__GOAL__.
Make an exact copy of all the data.

[START OF AVAILABLE DATA]

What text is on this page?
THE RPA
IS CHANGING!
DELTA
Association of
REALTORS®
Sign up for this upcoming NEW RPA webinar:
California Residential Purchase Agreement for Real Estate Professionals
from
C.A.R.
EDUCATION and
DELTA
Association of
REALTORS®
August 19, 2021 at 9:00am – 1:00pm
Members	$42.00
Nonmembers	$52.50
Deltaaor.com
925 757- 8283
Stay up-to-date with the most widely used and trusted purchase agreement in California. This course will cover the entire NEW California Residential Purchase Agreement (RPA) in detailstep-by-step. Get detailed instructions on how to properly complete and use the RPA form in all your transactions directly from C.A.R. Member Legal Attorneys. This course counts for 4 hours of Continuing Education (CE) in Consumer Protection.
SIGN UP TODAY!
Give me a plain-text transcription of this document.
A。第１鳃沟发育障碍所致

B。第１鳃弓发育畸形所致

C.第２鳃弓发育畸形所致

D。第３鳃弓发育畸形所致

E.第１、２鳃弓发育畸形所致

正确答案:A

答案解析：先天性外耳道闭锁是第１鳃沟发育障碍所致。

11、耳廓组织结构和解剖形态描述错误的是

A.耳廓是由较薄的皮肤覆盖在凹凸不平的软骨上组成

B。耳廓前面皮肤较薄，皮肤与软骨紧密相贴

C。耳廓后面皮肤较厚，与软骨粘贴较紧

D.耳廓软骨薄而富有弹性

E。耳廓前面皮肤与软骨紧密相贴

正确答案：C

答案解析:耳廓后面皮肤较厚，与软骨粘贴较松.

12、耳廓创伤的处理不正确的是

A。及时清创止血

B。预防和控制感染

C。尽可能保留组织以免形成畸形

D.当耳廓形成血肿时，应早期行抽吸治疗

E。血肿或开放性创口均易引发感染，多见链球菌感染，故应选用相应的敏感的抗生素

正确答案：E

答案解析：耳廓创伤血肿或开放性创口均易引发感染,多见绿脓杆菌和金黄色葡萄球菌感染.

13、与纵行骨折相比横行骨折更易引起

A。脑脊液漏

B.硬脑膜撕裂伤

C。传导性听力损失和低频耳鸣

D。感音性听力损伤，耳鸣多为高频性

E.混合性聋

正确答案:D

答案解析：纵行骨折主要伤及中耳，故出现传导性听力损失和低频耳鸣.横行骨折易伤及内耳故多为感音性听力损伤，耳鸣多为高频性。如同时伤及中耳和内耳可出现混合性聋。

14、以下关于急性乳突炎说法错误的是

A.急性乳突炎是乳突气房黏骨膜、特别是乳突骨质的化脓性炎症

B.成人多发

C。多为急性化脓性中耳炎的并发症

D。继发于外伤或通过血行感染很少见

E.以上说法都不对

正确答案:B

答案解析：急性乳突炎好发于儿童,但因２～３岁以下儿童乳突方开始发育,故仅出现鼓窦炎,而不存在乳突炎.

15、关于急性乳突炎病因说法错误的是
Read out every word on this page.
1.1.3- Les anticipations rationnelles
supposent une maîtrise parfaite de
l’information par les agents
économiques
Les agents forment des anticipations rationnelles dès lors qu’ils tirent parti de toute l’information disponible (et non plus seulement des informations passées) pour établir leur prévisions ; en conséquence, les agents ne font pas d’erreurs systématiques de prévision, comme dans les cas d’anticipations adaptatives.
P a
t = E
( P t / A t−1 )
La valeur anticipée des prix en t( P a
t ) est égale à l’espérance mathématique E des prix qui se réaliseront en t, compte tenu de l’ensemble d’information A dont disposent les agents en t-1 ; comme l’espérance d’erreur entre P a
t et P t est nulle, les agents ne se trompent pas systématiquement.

[END OF AVAILABLE DATA]

__ANSWER IN FULL__.
What text is on this page?
THE RPA
IS CHANGING!
DELTA
Association of
REALTORS®
Sign up for this upcoming NEW RPA webinar:
California Residential Purchase Agreement for Real Estate Professionals
from
C.A.R.
EDUCATION and
DELTA
Association of
REALTORS®
August 19, 2021 at 9:00am – 1:00pm
Members	$42.00
Nonmembers	$52.50
Deltaaor.com
925 757- 8283
Stay up-to-date with the most widely used and trusted purchase agreement in California. This course will cover the entire NEW California Residential Purchase Agreement (RPA) in detailstep-by-step. Get detailed instructions on how to properly complete and use the RPA form in all your transactions directly from C.A.R. Member Legal Attorneys. This course counts for 4 hours of Continuing Education (CE) in Consumer Protection.
SIGN UP TODAY!
Give me a plain-text transcription of this document.
A。第１鳃沟发育障碍所致

B。第１鳃弓发育畸形所致

C.第２鳃弓发育畸形所致

D。第３鳃弓发育畸形所致

E.第１、２鳃弓发育畸形所致

正确答案:A

答案解析：先天性外耳道闭锁是第１鳃沟发育障碍所致。

11、耳廓组织结构和解剖形态描述错误的是

A.耳廓是由较薄的皮肤覆盖在凹凸不平的软骨上组成

B。耳廓前面皮肤较薄，皮肤与软骨紧密相贴

C。耳廓后面皮肤较厚，与软骨粘贴较紧

D.耳廓软骨薄而富有弹性

E。耳廓前面皮肤与软骨紧密相贴

正确答案：C

答案解析:耳廓后面皮肤较厚，与软骨粘贴较松.

12、耳廓创伤的处理不正确的是

A。及时清创止血

B。预防和控制感染

C。尽可能保留组织以免形成畸形

D.当耳廓形成血肿时，应早期行抽吸治疗

E。血肿或开放性创口均易引发感染，多见链球菌感染，故应选用相应的敏感的抗生素

正确答案：E

答案解析：耳廓创伤血肿或开放性创口均易引发感染,多见绿脓杆菌和金黄色葡萄球菌感染.

13、与纵行骨折相比横行骨折更易引起

A。脑脊液漏

B.硬脑膜撕裂伤

C。传导性听力损失和低频耳鸣

D。感音性听力损伤，耳鸣多为高频性

E.混合性聋

正确答案:D

答案解析：纵行骨折主要伤及中耳，故出现传导性听力损失和低频耳鸣.横行骨折易伤及内耳故多为感音性听力损伤，耳鸣多为高频性。如同时伤及中耳和内耳可出现混合性聋。

14、以下关于急性乳突炎说法错误的是

A.急性乳突炎是乳突气房黏骨膜、特别是乳突骨质的化脓性炎症

B.成人多发

C。多为急性化脓性中耳炎的并发症

D。继发于外伤或通过血行感染很少见

E.以上说法都不对

正确答案:B

答案解析：急性乳突炎好发于儿童,但因２～３岁以下儿童乳突方开始发育,故仅出现鼓窦炎,而不存在乳突炎.

15、关于急性乳突炎病因说法错误的是
Read out every word on this page.
1.1.3- Les anticipations rationnelles
supposent une maîtrise parfaite de
l’information par les agents
économiques
Les agents forment des anticipations rationnelles dès lors qu’ils tirent parti de toute l’information disponible (et non plus seulement des informations passées) pour établir leur prévisions ; en conséquence, les agents ne font pas d’erreurs systématiques de prévision, comme dans les cas d’anticipations adaptatives.
P a
t = E
( P t / A t−1 )
La valeur anticipée des prix en t( P a
t ) est égale à l’espérance mathématique E des prix qui se réaliseront en t, compte tenu de l’ensemble d’information A dont disposent les agents en t-1 ; comme l’espérance d’erreur entre P a
t et P t est nulle, les agents ne se trompent pas systématiquement.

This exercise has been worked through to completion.